Information shown:

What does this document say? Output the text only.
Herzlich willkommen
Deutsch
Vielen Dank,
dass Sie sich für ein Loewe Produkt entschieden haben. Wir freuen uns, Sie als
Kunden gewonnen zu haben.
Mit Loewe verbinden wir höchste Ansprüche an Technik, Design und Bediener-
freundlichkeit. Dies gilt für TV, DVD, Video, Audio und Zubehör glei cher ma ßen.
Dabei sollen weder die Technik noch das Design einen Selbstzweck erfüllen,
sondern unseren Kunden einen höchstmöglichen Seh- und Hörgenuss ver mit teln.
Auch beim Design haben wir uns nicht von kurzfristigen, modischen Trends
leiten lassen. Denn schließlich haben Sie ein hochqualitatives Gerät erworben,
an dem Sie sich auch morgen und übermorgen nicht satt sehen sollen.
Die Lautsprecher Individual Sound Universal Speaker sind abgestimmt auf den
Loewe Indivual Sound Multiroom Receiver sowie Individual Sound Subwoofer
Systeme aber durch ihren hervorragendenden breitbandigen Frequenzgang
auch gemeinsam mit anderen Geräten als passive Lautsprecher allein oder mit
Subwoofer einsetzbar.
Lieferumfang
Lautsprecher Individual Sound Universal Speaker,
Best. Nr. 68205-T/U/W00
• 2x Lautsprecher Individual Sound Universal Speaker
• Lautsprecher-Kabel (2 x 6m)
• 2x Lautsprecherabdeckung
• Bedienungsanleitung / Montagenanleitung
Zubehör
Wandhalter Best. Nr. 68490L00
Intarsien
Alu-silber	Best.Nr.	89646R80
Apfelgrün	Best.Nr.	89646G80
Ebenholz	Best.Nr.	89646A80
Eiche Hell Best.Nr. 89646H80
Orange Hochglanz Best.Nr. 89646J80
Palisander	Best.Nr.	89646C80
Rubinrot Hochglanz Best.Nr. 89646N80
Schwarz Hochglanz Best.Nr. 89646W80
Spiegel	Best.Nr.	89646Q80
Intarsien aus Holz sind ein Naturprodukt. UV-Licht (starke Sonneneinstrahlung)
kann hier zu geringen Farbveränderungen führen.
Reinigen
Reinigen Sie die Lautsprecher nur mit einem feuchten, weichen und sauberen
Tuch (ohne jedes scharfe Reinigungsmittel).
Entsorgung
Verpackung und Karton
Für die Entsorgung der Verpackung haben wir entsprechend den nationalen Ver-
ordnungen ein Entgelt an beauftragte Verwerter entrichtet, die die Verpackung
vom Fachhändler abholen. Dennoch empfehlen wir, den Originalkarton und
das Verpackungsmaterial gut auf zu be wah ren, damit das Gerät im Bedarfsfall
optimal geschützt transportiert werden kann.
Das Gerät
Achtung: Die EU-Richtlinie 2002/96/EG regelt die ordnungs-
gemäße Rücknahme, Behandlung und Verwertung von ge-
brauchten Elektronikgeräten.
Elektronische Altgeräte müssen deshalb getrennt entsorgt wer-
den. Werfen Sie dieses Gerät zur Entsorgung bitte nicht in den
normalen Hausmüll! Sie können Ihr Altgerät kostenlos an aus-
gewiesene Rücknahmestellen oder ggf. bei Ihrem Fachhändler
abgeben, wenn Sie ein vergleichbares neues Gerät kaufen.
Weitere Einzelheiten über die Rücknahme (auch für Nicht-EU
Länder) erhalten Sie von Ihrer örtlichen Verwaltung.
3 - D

Goal:
Quote the material exactly, leaving nothing out.

Result of the exercise:
What does this document say? Output the text only.
Herzlich willkommen
Deutsch
Vielen Dank,
dass Sie sich für ein Loewe Produkt entschieden haben. Wir freuen uns, Sie als
Kunden gewonnen zu haben.
Mit Loewe verbinden wir höchste Ansprüche an Technik, Design und Bediener-
freundlichkeit. Dies gilt für TV, DVD, Video, Audio und Zubehör glei cher ma ßen.
Dabei sollen weder die Technik noch das Design einen Selbstzweck erfüllen,
sondern unseren Kunden einen höchstmöglichen Seh- und Hörgenuss ver mit teln.
Auch beim Design haben wir uns nicht von kurzfristigen, modischen Trends
leiten lassen. Denn schließlich haben Sie ein hochqualitatives Gerät erworben,
an dem Sie sich auch morgen und übermorgen nicht satt sehen sollen.
Die Lautsprecher Individual Sound Universal Speaker sind abgestimmt auf den
Loewe Indivual Sound Multiroom Receiver sowie Individual Sound Subwoofer
Systeme aber durch ihren hervorragendenden breitbandigen Frequenzgang
auch gemeinsam mit anderen Geräten als passive Lautsprecher allein oder mit
Subwoofer einsetzbar.
Lieferumfang
Lautsprecher Individual Sound Universal Speaker,
Best. Nr. 68205-T/U/W00
• 2x Lautsprecher Individual Sound Universal Speaker
• Lautsprecher-Kabel (2 x 6m)
• 2x Lautsprecherabdeckung
• Bedienungsanleitung / Montagenanleitung
Zubehör
Wandhalter Best. Nr. 68490L00
Intarsien
Alu-silber	Best.Nr.	89646R80
Apfelgrün	Best.Nr.	89646G80
Ebenholz	Best.Nr.	89646A80
Eiche Hell Best.Nr. 89646H80
Orange Hochglanz Best.Nr. 89646J80
Palisander	Best.Nr.	89646C80
Rubinrot Hochglanz Best.Nr. 89646N80
Schwarz Hochglanz Best.Nr. 89646W80
Spiegel	Best.Nr.	89646Q80
Intarsien aus Holz sind ein Naturprodukt. UV-Licht (starke Sonneneinstrahlung)
kann hier zu geringen Farbveränderungen führen.
Reinigen
Reinigen Sie die Lautsprecher nur mit einem feuchten, weichen und sauberen
Tuch (ohne jedes scharfe Reinigungsmittel).
Entsorgung
Verpackung und Karton
Für die Entsorgung der Verpackung haben wir entsprechend den nationalen Ver-
ordnungen ein Entgelt an beauftragte Verwerter entrichtet, die die Verpackung
vom Fachhändler abholen. Dennoch empfehlen wir, den Originalkarton und
das Verpackungsmaterial gut auf zu be wah ren, damit das Gerät im Bedarfsfall
optimal geschützt transportiert werden kann.
Das Gerät
Achtung: Die EU-Richtlinie 2002/96/EG regelt die ordnungs-
gemäße Rücknahme, Behandlung und Verwertung von ge-
brauchten Elektronikgeräten.
Elektronische Altgeräte müssen deshalb getrennt entsorgt wer-
den. Werfen Sie dieses Gerät zur Entsorgung bitte nicht in den
normalen Hausmüll! Sie können Ihr Altgerät kostenlos an aus-
gewiesene Rücknahmestellen oder ggf. bei Ihrem Fachhändler
abgeben, wenn Sie ein vergleichbares neues Gerät kaufen.
Weitere Einzelheiten über die Rücknahme (auch für Nicht-EU
Länder) erhalten Sie von Ihrer örtlichen Verwaltung.
3 - D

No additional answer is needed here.